• Task requirements
Using the listing beneath this task, count the lines with the word "JSON" and write only the result.

• The records
■ ■ ■
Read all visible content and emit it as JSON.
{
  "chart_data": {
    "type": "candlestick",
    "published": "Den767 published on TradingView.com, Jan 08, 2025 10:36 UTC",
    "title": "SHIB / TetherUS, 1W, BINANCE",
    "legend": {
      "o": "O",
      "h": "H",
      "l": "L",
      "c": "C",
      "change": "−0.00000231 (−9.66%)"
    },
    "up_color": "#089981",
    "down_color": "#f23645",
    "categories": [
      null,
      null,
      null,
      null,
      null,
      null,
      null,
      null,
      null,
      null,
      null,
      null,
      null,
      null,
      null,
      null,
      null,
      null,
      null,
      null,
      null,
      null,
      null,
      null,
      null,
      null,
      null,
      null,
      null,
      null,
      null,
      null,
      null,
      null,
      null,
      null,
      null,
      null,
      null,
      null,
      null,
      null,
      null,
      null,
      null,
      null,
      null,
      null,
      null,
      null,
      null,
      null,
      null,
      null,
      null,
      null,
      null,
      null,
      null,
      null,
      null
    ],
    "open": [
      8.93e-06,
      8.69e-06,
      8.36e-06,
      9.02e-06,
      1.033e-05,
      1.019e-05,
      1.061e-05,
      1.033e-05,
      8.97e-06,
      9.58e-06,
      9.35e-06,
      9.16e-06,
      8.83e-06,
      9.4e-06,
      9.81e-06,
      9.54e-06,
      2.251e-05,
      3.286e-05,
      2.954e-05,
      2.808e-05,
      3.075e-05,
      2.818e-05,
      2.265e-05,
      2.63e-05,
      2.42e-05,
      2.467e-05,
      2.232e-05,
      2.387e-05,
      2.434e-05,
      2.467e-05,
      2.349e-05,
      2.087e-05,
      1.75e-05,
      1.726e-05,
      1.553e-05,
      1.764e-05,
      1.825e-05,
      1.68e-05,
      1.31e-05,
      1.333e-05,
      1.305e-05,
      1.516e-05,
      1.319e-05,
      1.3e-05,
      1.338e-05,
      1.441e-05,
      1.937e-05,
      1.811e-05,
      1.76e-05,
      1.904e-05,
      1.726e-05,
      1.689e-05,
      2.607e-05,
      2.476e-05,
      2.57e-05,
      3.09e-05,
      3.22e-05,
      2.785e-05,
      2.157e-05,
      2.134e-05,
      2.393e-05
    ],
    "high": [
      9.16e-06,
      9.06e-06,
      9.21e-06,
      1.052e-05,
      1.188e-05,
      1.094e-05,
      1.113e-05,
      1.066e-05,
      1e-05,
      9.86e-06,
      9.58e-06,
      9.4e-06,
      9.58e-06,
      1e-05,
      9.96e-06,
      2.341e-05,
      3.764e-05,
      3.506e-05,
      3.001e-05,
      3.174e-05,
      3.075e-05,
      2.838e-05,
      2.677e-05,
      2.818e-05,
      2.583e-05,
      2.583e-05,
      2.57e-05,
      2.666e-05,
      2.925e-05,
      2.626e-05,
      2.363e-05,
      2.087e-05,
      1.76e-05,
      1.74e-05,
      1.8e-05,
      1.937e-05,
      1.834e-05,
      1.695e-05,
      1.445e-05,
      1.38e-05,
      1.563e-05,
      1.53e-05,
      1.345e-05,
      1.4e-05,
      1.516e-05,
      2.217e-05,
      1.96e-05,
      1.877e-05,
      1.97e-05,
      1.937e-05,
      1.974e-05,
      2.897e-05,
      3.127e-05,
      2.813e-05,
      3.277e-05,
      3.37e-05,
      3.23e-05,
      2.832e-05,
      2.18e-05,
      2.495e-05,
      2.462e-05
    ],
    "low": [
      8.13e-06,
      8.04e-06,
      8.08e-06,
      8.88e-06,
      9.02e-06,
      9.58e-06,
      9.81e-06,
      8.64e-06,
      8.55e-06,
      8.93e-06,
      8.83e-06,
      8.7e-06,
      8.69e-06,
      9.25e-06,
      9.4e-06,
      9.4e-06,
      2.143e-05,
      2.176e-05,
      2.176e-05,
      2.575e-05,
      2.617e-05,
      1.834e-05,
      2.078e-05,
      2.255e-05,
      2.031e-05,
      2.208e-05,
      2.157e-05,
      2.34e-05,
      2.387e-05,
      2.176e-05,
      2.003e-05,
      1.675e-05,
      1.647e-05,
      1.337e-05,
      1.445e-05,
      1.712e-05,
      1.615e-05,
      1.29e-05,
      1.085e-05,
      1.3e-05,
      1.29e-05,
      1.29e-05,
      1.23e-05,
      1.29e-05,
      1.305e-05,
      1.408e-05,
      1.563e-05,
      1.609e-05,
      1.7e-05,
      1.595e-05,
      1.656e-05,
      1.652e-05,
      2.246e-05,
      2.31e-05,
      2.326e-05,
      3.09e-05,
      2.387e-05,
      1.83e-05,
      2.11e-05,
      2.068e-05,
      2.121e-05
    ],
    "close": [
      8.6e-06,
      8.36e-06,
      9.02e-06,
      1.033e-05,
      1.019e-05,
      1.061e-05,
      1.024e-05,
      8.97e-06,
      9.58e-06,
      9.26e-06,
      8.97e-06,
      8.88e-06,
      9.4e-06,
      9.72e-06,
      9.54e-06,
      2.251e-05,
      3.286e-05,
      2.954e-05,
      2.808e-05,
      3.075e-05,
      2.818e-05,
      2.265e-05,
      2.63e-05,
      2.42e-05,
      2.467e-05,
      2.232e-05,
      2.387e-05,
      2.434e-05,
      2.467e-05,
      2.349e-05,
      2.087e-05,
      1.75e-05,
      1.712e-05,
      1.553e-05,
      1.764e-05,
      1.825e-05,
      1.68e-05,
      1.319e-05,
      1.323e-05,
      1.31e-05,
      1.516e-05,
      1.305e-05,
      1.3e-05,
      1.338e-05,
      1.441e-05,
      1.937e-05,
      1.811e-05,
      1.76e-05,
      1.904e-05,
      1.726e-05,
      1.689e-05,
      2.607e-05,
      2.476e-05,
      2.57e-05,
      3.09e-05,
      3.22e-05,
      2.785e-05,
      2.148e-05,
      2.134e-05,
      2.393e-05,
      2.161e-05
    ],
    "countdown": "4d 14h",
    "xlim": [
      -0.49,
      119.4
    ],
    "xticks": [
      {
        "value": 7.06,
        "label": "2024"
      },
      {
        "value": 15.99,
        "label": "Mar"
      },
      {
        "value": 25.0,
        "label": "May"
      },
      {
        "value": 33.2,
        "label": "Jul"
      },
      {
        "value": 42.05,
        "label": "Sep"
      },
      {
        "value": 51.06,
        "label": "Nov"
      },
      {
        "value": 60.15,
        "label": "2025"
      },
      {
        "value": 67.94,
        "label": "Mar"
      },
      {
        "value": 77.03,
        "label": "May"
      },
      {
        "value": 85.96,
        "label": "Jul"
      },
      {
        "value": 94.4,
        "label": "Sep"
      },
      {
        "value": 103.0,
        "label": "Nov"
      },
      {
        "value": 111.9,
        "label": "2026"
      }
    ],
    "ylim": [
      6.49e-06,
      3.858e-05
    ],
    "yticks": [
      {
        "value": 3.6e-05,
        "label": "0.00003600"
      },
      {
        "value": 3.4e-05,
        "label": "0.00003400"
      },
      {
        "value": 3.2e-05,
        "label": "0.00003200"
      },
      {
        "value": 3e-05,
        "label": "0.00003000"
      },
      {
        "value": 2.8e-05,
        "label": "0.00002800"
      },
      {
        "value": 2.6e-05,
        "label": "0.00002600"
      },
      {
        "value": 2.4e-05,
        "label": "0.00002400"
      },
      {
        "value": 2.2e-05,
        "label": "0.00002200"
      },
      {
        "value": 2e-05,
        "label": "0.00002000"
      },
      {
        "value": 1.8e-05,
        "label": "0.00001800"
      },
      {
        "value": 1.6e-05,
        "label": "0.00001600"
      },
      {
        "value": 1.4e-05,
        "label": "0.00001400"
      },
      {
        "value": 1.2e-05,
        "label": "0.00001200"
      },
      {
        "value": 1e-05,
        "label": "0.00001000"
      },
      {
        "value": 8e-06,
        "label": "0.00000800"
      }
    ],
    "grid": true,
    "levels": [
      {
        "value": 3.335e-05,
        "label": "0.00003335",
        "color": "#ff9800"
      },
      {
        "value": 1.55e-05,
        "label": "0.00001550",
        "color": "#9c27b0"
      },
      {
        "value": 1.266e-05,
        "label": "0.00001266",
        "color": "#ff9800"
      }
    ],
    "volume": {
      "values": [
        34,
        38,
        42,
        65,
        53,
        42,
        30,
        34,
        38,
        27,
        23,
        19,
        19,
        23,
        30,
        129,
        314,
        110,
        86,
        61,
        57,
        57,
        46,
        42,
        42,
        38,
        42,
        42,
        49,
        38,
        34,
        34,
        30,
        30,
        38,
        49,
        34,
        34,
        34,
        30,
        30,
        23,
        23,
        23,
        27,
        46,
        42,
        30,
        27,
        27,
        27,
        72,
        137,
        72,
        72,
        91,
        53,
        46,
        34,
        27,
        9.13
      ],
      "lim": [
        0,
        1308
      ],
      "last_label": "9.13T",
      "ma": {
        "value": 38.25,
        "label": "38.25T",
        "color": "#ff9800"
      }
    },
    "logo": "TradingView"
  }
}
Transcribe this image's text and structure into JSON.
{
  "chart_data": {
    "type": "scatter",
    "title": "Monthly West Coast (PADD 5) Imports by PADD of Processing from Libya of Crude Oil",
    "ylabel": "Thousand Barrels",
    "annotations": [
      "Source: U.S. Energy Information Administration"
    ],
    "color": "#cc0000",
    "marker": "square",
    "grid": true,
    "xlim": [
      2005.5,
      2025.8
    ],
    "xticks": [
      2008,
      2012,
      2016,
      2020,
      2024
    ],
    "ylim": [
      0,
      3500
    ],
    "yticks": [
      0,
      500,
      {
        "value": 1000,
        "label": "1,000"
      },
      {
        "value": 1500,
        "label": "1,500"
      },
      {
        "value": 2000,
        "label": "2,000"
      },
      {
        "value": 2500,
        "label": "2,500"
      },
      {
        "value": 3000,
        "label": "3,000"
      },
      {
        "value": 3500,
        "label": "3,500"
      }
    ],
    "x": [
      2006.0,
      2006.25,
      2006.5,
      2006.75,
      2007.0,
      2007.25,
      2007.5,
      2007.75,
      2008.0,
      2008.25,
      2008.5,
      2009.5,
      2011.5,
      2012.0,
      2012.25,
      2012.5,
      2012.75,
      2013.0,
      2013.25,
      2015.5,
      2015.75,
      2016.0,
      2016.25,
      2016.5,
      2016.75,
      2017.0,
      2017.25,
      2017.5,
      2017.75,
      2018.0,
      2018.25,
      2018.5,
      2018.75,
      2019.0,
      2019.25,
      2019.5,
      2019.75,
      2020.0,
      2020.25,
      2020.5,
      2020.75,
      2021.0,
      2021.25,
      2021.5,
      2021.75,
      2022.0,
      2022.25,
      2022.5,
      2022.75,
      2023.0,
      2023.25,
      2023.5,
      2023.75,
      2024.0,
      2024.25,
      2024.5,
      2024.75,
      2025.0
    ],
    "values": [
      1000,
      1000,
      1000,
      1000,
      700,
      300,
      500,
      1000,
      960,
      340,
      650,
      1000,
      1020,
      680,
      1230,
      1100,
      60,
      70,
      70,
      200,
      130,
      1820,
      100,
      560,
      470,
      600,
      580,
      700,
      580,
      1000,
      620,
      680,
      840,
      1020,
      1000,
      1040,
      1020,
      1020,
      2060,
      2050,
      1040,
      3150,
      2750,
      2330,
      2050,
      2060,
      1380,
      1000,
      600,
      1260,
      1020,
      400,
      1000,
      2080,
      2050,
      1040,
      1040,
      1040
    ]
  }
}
■ ■ ■
• Complete answer
2